# What to work on
In the listing below, find every line containing "metallic" and copy it out.

»»

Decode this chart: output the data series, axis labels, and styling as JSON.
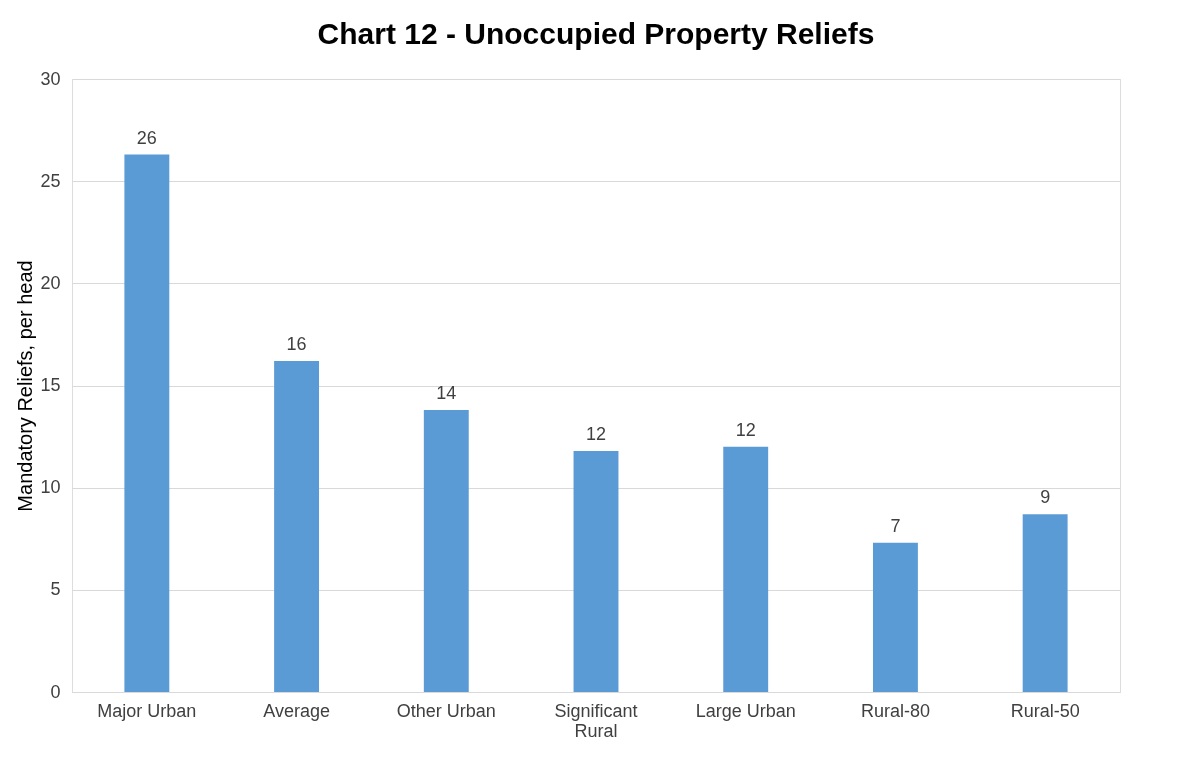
{
  "chart_data": {
    "type": "bar",
    "title": "Chart 12 - Unoccupied Property Reliefs",
    "ylabel": "Mandatory Reliefs, per head",
    "categories": [
      "Major Urban",
      "Average",
      "Other Urban",
      "Significant Rural",
      "Large Urban",
      "Rural-80",
      "Rural-50"
    ],
    "values": [
      26.3,
      16.2,
      13.8,
      11.8,
      12.0,
      7.3,
      8.7
    ],
    "value_labels": [
      "26",
      "16",
      "14",
      "12",
      "12",
      "7",
      "9"
    ],
    "color": "#5b9bd5",
    "ylim": [
      0,
      30
    ],
    "yticks": [
      0,
      5,
      10,
      15,
      20,
      25,
      30
    ],
    "grid": "y"
  }
}
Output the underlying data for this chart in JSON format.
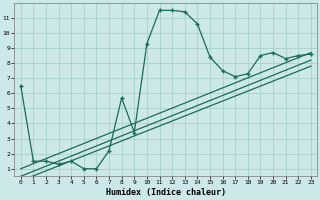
{
  "xlabel": "Humidex (Indice chaleur)",
  "xlim": [
    -0.5,
    23.5
  ],
  "ylim": [
    0.5,
    12.0
  ],
  "yticks": [
    1,
    2,
    3,
    4,
    5,
    6,
    7,
    8,
    9,
    10,
    11
  ],
  "xticks": [
    0,
    1,
    2,
    3,
    4,
    5,
    6,
    7,
    8,
    9,
    10,
    11,
    12,
    13,
    14,
    15,
    16,
    17,
    18,
    19,
    20,
    21,
    22,
    23
  ],
  "bg_color": "#cde8e8",
  "line_color": "#1a6b5a",
  "grid_color": "#aacfcf",
  "main_curve": {
    "x": [
      0,
      1,
      2,
      3,
      4,
      5,
      6,
      7,
      8,
      9,
      10,
      11,
      12,
      13,
      14,
      15,
      16,
      17,
      18,
      19,
      20,
      21,
      22,
      23
    ],
    "y": [
      6.5,
      1.5,
      1.5,
      1.3,
      1.5,
      1.0,
      1.0,
      2.2,
      5.7,
      3.4,
      9.3,
      11.5,
      11.5,
      11.4,
      10.6,
      8.4,
      7.5,
      7.1,
      7.3,
      8.5,
      8.7,
      8.3,
      8.5,
      8.6
    ]
  },
  "line1": {
    "x": [
      0,
      23
    ],
    "y": [
      1.0,
      8.7
    ]
  },
  "line2": {
    "x": [
      0,
      23
    ],
    "y": [
      0.5,
      8.2
    ]
  },
  "line3": {
    "x": [
      0,
      23
    ],
    "y": [
      0.2,
      7.8
    ]
  }
}
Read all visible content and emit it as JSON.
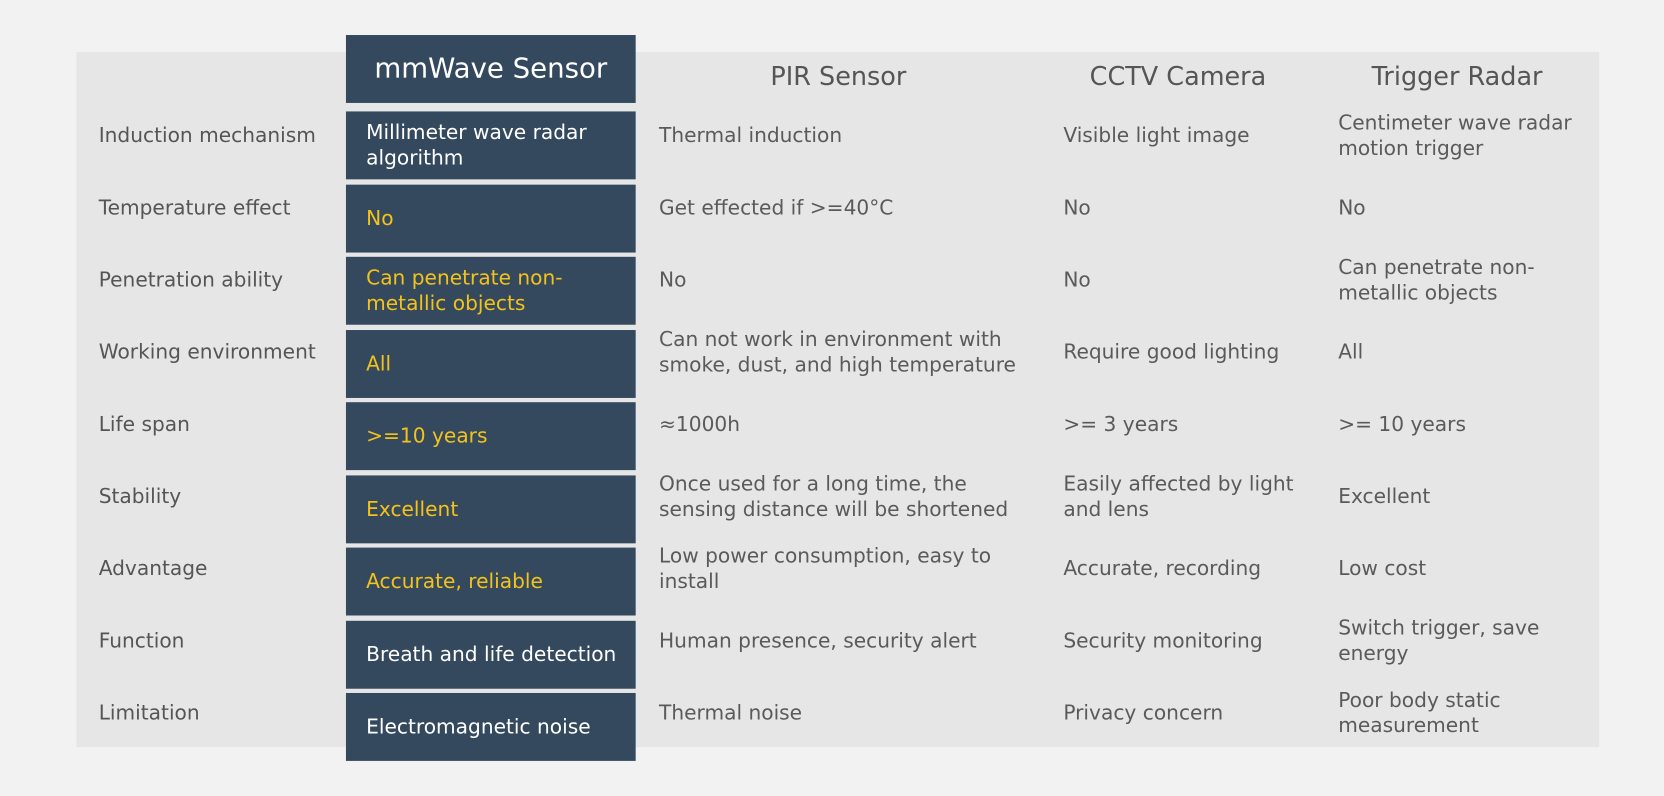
{
  "table": {
    "headers": [
      "mmWave Sensor",
      "PIR Sensor",
      "CCTV Camera",
      "Trigger Radar"
    ],
    "rows": [
      {
        "label": "Induction mechanism",
        "cells": [
          "Millimeter wave radar algorithm",
          "Thermal induction",
          "Visible light image",
          "Centimeter wave radar motion trigger"
        ]
      },
      {
        "label": "Temperature effect",
        "cells": [
          "No",
          "Get effected if >=40°C",
          "No",
          "No"
        ]
      },
      {
        "label": "Penetration ability",
        "cells": [
          "Can penetrate non-metallic objects",
          "No",
          "No",
          "Can penetrate non-metallic objects"
        ]
      },
      {
        "label": "Working environment",
        "cells": [
          "All",
          "Can not work in environment with smoke, dust, and high temperature",
          "Require good lighting",
          "All"
        ]
      },
      {
        "label": "Life span",
        "cells": [
          ">=10 years",
          "≈1000h",
          ">= 3 years",
          ">= 10 years"
        ]
      },
      {
        "label": "Stability",
        "cells": [
          "Excellent",
          "Once used for a long time, the sensing distance will be shortened",
          "Easily affected by light and lens",
          "Excellent"
        ]
      },
      {
        "label": "Advantage",
        "cells": [
          "Accurate, reliable",
          "Low power consumption, easy to install",
          "Accurate, recording",
          "Low cost"
        ]
      },
      {
        "label": "Function",
        "cells": [
          "Breath and life detection",
          "Human presence, security alert",
          "Security monitoring",
          "Switch trigger, save energy"
        ]
      },
      {
        "label": "Limitation",
        "cells": [
          "Electromagnetic noise",
          "Thermal noise",
          "Privacy concern",
          "Poor body static measurement"
        ]
      }
    ]
  }
}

««

# Output of the task
          "Can penetrate non-metallic objects",
          "Can penetrate non-metallic objects"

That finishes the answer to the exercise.